Work to be completed ::
Search the material below for the word "page" and copy every line in which it occurs.

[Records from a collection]

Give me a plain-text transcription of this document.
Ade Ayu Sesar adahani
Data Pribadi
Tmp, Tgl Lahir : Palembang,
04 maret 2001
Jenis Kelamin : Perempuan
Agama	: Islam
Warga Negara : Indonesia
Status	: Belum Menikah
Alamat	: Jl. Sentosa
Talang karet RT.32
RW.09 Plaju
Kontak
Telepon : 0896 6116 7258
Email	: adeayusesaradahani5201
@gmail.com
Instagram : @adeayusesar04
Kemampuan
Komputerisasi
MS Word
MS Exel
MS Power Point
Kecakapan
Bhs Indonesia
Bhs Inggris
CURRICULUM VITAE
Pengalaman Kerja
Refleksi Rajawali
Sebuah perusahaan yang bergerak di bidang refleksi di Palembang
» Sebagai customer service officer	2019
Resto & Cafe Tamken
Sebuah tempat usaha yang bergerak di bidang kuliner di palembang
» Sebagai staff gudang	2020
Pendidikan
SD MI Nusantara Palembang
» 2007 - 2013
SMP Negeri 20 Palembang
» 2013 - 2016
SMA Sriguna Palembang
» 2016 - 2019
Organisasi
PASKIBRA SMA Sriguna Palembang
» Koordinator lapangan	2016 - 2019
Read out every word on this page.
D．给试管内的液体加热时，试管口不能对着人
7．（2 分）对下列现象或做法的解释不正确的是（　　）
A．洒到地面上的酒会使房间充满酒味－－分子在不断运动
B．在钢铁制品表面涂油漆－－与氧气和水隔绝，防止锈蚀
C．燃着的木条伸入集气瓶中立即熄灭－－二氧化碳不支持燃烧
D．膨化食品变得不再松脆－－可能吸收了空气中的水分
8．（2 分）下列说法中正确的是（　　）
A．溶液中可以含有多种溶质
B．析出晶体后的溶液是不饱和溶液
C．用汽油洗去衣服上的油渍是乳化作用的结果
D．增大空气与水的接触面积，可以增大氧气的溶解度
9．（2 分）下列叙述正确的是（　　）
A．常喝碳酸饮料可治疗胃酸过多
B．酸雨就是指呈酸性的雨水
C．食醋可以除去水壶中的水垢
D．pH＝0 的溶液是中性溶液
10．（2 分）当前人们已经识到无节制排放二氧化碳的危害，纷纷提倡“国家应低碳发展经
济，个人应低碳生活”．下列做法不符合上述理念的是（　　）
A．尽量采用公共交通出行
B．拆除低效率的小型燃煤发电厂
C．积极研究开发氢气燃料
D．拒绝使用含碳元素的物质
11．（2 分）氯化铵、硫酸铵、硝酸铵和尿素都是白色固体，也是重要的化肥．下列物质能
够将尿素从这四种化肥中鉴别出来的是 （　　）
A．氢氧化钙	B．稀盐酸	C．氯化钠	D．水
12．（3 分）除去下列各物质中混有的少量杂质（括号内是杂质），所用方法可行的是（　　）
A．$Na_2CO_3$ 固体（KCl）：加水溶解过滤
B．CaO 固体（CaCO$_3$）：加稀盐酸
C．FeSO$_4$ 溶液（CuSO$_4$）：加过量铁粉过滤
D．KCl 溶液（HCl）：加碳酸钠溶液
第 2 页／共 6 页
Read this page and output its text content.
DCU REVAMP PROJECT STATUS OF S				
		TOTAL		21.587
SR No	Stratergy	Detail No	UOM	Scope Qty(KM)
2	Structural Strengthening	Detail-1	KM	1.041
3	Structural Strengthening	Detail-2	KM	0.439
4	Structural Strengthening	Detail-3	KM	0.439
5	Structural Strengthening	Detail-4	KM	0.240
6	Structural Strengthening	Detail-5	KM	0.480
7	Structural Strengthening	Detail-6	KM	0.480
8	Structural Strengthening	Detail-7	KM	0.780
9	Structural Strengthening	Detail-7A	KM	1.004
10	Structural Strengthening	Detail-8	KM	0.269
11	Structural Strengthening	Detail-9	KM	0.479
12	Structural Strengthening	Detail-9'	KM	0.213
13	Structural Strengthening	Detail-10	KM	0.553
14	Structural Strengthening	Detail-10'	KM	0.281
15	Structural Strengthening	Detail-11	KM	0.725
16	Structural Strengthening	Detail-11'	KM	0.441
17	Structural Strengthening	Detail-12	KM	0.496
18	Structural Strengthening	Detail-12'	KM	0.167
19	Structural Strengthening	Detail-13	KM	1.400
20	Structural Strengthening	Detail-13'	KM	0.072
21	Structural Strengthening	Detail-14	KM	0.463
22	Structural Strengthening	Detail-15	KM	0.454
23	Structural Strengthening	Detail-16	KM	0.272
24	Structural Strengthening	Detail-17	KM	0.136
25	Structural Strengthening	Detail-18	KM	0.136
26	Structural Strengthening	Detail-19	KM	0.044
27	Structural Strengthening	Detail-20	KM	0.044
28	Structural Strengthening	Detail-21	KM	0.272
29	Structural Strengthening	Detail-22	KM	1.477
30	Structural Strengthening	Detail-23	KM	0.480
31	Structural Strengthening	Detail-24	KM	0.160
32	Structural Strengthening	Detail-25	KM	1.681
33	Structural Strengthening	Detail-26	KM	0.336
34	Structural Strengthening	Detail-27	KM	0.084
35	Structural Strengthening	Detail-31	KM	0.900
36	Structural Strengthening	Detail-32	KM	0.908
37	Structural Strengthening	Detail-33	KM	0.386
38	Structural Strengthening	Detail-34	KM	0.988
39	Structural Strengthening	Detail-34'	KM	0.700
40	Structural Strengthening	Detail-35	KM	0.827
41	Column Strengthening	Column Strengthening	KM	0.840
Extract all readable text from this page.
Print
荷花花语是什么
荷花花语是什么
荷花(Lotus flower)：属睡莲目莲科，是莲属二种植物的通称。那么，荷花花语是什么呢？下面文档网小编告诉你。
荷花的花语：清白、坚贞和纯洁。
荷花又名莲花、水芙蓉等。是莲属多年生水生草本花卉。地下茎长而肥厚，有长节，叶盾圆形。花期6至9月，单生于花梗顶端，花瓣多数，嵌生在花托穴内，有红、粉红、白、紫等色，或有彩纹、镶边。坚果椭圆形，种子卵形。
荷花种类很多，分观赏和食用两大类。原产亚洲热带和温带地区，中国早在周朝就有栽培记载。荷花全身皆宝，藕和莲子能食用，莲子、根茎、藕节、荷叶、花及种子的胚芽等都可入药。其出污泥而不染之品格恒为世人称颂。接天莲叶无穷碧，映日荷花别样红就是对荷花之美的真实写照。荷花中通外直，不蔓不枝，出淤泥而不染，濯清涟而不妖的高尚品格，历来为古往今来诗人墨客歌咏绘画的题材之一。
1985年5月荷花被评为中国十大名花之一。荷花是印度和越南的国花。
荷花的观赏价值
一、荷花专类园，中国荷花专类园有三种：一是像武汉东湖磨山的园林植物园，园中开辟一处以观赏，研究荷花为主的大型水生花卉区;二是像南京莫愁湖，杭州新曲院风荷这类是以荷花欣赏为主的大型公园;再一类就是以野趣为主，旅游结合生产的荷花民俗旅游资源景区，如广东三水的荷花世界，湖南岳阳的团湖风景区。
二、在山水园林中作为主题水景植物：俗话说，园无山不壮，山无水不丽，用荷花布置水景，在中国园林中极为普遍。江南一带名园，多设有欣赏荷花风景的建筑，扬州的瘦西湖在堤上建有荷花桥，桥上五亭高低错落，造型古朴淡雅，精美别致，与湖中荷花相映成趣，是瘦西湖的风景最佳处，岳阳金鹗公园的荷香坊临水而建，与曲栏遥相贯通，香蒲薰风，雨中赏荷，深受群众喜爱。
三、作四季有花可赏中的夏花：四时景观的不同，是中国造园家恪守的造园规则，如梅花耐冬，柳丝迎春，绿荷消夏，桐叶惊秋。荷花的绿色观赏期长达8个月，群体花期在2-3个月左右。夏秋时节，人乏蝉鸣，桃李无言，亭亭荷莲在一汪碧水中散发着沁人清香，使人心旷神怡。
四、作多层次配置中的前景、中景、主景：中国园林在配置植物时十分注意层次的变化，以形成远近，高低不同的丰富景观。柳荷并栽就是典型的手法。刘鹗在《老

Final result ::
Read out every word on this page.
Read this page and output its text content.
Extract all readable text from this page.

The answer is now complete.